Entries from a dataset:
>> Start

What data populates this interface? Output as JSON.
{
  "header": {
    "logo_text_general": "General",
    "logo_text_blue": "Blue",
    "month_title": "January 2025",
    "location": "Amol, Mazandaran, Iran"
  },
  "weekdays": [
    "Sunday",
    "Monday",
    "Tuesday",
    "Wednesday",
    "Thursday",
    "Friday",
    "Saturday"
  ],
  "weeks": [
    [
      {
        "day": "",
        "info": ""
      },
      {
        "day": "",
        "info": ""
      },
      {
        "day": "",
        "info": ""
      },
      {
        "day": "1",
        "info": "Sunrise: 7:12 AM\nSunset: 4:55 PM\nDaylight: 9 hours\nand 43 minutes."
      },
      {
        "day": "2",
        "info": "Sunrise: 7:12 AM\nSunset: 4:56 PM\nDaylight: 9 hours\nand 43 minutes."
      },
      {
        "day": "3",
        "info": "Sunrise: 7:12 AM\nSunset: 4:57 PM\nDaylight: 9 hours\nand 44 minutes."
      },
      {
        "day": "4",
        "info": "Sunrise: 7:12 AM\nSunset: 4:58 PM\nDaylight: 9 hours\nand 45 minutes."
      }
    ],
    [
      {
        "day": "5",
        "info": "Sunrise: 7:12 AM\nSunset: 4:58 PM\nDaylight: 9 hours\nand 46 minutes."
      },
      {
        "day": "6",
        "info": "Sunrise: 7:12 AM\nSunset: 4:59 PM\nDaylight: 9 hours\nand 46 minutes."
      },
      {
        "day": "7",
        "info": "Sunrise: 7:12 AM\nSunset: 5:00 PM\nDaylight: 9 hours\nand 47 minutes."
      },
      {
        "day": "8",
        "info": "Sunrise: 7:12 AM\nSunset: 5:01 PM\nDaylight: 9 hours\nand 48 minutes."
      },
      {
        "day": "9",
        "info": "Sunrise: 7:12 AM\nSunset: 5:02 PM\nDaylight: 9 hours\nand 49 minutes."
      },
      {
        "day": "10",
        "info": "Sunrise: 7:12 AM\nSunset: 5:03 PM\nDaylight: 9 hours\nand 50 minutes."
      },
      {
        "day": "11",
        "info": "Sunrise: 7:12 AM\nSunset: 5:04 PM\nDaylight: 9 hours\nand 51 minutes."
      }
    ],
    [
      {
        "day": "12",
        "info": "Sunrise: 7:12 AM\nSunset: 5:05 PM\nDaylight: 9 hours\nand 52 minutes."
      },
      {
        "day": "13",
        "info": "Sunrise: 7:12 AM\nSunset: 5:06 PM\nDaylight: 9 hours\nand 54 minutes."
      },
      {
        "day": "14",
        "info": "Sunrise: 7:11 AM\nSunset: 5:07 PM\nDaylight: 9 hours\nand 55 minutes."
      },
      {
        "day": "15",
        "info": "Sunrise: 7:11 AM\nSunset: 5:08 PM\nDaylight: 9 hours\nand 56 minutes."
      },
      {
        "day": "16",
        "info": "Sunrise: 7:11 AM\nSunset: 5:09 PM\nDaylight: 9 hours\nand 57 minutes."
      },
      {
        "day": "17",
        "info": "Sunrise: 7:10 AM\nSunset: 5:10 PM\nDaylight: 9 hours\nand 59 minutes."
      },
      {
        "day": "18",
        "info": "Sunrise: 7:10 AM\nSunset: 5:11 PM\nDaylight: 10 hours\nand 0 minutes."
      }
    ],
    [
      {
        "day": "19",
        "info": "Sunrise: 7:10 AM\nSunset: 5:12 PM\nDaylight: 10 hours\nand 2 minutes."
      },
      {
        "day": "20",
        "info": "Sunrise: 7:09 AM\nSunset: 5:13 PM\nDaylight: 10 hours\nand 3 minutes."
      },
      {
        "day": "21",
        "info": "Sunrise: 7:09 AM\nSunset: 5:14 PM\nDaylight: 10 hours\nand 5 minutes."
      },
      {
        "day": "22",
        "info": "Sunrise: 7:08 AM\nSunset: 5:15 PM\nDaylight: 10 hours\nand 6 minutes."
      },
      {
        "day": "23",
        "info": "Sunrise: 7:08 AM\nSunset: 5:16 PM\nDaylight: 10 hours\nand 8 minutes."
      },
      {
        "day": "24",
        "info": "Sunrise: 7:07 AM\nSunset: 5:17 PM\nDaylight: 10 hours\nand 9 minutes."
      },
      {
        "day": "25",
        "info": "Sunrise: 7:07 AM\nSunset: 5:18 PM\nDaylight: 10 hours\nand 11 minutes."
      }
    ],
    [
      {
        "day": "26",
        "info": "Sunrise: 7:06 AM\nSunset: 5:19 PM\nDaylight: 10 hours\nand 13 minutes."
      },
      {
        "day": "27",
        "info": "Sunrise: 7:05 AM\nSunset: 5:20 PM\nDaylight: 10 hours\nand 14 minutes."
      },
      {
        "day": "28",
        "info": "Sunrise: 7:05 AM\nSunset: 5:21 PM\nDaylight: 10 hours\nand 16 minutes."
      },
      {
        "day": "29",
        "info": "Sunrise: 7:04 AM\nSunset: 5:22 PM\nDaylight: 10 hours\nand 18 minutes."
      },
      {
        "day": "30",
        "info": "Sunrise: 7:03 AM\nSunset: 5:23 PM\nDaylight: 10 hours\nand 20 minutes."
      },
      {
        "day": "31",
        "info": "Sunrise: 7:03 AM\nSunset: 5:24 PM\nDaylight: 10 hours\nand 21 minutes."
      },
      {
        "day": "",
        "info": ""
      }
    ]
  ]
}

>> End

Exercise requirements: Retype the material in full, character for character.

Finished exercise:
What data populates this interface? Output as JSON.
{
  "header": {
    "logo_text_general": "General",
    "logo_text_blue": "Blue",
    "month_title": "January 2025",
    "location": "Amol, Mazandaran, Iran"
  },
  "weekdays": [
    "Sunday",
    "Monday",
    "Tuesday",
    "Wednesday",
    "Thursday",
    "Friday",
    "Saturday"
  ],
  "weeks": [
    [
      {
        "day": "",
        "info": ""
      },
      {
        "day": "",
        "info": ""
      },
      {
        "day": "",
        "info": ""
      },
      {
        "day": "1",
        "info": "Sunrise: 7:12 AM\nSunset: 4:55 PM\nDaylight: 9 hours\nand 43 minutes."
      },
      {
        "day": "2",
        "info": "Sunrise: 7:12 AM\nSunset: 4:56 PM\nDaylight: 9 hours\nand 43 minutes."
      },
      {
        "day": "3",
        "info": "Sunrise: 7:12 AM\nSunset: 4:57 PM\nDaylight: 9 hours\nand 44 minutes."
      },
      {
        "day": "4",
        "info": "Sunrise: 7:12 AM\nSunset: 4:58 PM\nDaylight: 9 hours\nand 45 minutes."
      }
    ],
    [
      {
        "day": "5",
        "info": "Sunrise: 7:12 AM\nSunset: 4:58 PM\nDaylight: 9 hours\nand 46 minutes."
      },
      {
        "day": "6",
        "info": "Sunrise: 7:12 AM\nSunset: 4:59 PM\nDaylight: 9 hours\nand 46 minutes."
      },
      {
        "day": "7",
        "info": "Sunrise: 7:12 AM\nSunset: 5:00 PM\nDaylight: 9 hours\nand 47 minutes."
      },
      {
        "day": "8",
        "info": "Sunrise: 7:12 AM\nSunset: 5:01 PM\nDaylight: 9 hours\nand 48 minutes."
      },
      {
        "day": "9",
        "info": "Sunrise: 7:12 AM\nSunset: 5:02 PM\nDaylight: 9 hours\nand 49 minutes."
      },
      {
        "day": "10",
        "info": "Sunrise: 7:12 AM\nSunset: 5:03 PM\nDaylight: 9 hours\nand 50 minutes."
      },
      {
        "day": "11",
        "info": "Sunrise: 7:12 AM\nSunset: 5:04 PM\nDaylight: 9 hours\nand 51 minutes."
      }
    ],
    [
      {
        "day": "12",
        "info": "Sunrise: 7:12 AM\nSunset: 5:05 PM\nDaylight: 9 hours\nand 52 minutes."
      },
      {
        "day": "13",
        "info": "Sunrise: 7:12 AM\nSunset: 5:06 PM\nDaylight: 9 hours\nand 54 minutes."
      },
      {
        "day": "14",
        "info": "Sunrise: 7:11 AM\nSunset: 5:07 PM\nDaylight: 9 hours\nand 55 minutes."
      },
      {
        "day": "15",
        "info": "Sunrise: 7:11 AM\nSunset: 5:08 PM\nDaylight: 9 hours\nand 56 minutes."
      },
      {
        "day": "16",
        "info": "Sunrise: 7:11 AM\nSunset: 5:09 PM\nDaylight: 9 hours\nand 57 minutes."
      },
      {
        "day": "17",
        "info": "Sunrise: 7:10 AM\nSunset: 5:10 PM\nDaylight: 9 hours\nand 59 minutes."
      },
      {
        "day": "18",
        "info": "Sunrise: 7:10 AM\nSunset: 5:11 PM\nDaylight: 10 hours\nand 0 minutes."
      }
    ],
    [
      {
        "day": "19",
        "info": "Sunrise: 7:10 AM\nSunset: 5:12 PM\nDaylight: 10 hours\nand 2 minutes."
      },
      {
        "day": "20",
        "info": "Sunrise: 7:09 AM\nSunset: 5:13 PM\nDaylight: 10 hours\nand 3 minutes."
      },
      {
        "day": "21",
        "info": "Sunrise: 7:09 AM\nSunset: 5:14 PM\nDaylight: 10 hours\nand 5 minutes."
      },
      {
        "day": "22",
        "info": "Sunrise: 7:08 AM\nSunset: 5:15 PM\nDaylight: 10 hours\nand 6 minutes."
      },
      {
        "day": "23",
        "info": "Sunrise: 7:08 AM\nSunset: 5:16 PM\nDaylight: 10 hours\nand 8 minutes."
      },
      {
        "day": "24",
        "info": "Sunrise: 7:07 AM\nSunset: 5:17 PM\nDaylight: 10 hours\nand 9 minutes."
      },
      {
        "day": "25",
        "info": "Sunrise: 7:07 AM\nSunset: 5:18 PM\nDaylight: 10 hours\nand 11 minutes."
      }
    ],
    [
      {
        "day": "26",
        "info": "Sunrise: 7:06 AM\nSunset: 5:19 PM\nDaylight: 10 hours\nand 13 minutes."
      },
      {
        "day": "27",
        "info": "Sunrise: 7:05 AM\nSunset: 5:20 PM\nDaylight: 10 hours\nand 14 minutes."
      },
      {
        "day": "28",
        "info": "Sunrise: 7:05 AM\nSunset: 5:21 PM\nDaylight: 10 hours\nand 16 minutes."
      },
      {
        "day": "29",
        "info": "Sunrise: 7:04 AM\nSunset: 5:22 PM\nDaylight: 10 hours\nand 18 minutes."
      },
      {
        "day": "30",
        "info": "Sunrise: 7:03 AM\nSunset: 5:23 PM\nDaylight: 10 hours\nand 20 minutes."
      },
      {
        "day": "31",
        "info": "Sunrise: 7:03 AM\nSunset: 5:24 PM\nDaylight: 10 hours\nand 21 minutes."
      },
      {
        "day": "",
        "info": ""
      }
    ]
  ]
}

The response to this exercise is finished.